• _Aim of the exercise_
Give the number of lines containing "content" in this listing, with no other words.

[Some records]
%%

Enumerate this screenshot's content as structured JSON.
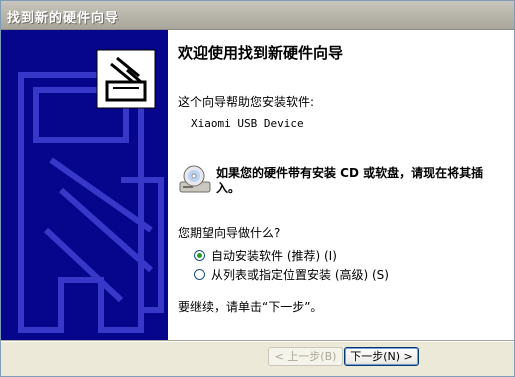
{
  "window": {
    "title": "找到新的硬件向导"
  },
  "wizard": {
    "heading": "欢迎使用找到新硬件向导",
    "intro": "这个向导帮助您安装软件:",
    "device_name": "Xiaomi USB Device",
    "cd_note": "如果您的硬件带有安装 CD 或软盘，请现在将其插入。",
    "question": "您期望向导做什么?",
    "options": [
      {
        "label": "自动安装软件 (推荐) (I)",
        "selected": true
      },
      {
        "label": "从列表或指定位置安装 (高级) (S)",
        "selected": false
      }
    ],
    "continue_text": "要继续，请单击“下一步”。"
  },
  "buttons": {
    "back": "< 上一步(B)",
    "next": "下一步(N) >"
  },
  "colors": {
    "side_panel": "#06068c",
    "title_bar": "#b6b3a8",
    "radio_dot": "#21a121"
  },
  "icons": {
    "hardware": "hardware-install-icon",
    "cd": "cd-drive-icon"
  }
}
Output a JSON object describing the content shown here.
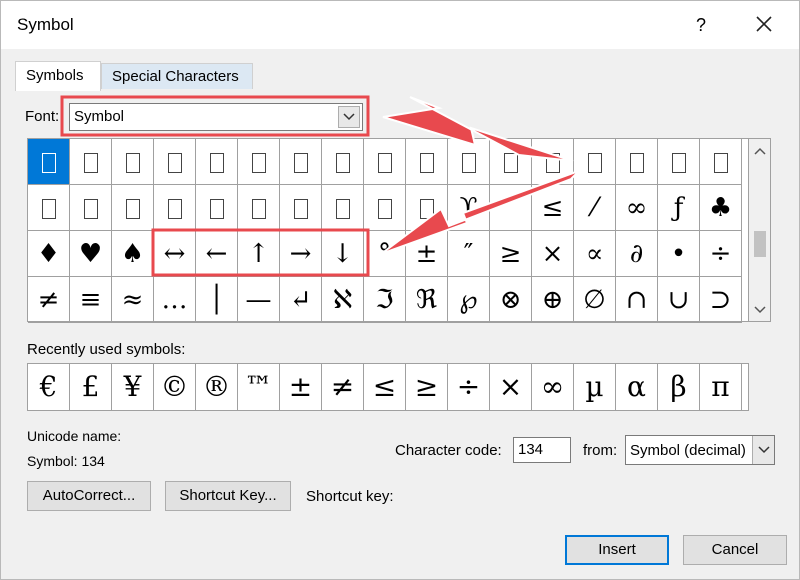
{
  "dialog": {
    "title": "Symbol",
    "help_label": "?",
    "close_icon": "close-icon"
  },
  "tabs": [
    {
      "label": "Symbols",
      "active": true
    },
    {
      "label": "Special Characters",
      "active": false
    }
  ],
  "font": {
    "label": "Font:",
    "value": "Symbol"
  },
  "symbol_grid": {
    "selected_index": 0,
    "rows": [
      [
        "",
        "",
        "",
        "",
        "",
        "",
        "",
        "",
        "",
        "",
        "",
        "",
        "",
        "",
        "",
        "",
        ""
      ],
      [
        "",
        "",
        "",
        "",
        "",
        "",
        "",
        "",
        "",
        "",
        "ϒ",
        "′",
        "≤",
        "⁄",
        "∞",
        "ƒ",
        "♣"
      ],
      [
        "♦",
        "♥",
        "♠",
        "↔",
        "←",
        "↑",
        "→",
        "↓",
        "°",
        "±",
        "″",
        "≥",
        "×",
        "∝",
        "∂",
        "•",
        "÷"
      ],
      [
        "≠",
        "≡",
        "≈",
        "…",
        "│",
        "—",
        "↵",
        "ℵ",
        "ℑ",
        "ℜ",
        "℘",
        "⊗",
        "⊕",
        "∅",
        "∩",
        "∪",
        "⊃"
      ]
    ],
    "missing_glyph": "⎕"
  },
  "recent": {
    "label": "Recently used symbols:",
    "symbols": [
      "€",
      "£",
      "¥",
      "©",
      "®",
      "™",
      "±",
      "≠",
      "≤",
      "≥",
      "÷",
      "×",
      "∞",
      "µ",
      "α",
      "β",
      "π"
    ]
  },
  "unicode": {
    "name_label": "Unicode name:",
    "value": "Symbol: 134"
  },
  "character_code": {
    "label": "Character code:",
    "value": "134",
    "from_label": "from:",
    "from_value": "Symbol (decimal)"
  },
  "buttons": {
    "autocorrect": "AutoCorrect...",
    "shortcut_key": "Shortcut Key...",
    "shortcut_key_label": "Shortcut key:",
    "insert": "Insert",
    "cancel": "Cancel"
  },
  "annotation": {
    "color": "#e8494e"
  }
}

%%
%%

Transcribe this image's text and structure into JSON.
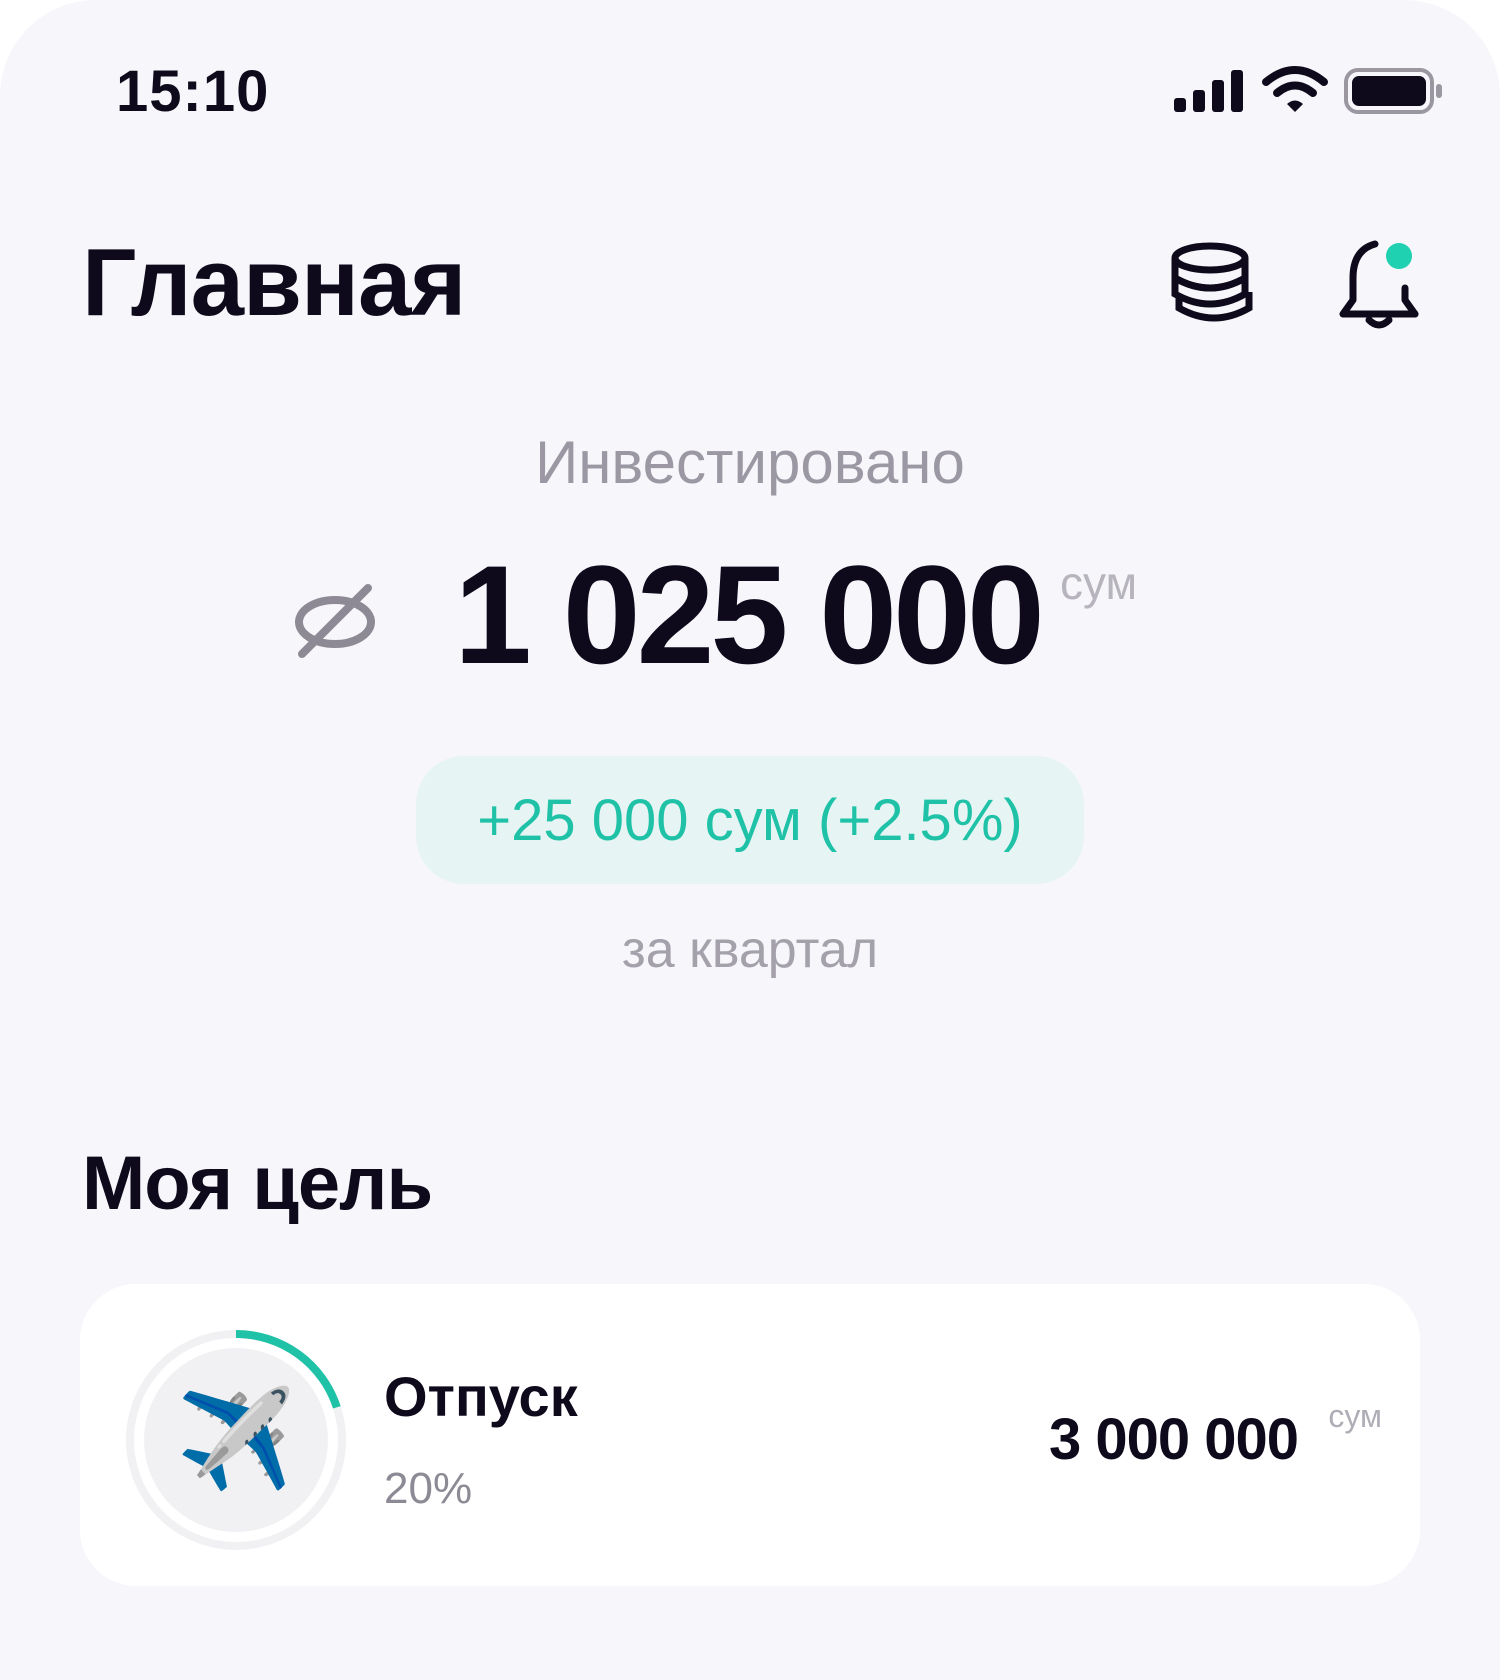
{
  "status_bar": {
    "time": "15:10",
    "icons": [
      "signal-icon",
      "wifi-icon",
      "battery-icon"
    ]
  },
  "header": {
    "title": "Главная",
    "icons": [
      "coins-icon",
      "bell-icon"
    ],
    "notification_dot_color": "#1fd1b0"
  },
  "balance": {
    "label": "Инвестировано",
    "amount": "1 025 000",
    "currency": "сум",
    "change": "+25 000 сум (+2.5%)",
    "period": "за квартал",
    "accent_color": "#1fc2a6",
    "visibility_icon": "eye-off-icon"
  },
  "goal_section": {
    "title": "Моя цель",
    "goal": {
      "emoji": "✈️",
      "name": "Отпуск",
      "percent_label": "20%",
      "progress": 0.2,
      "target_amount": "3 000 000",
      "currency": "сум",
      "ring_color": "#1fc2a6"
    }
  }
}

%%

• _Completed task_
2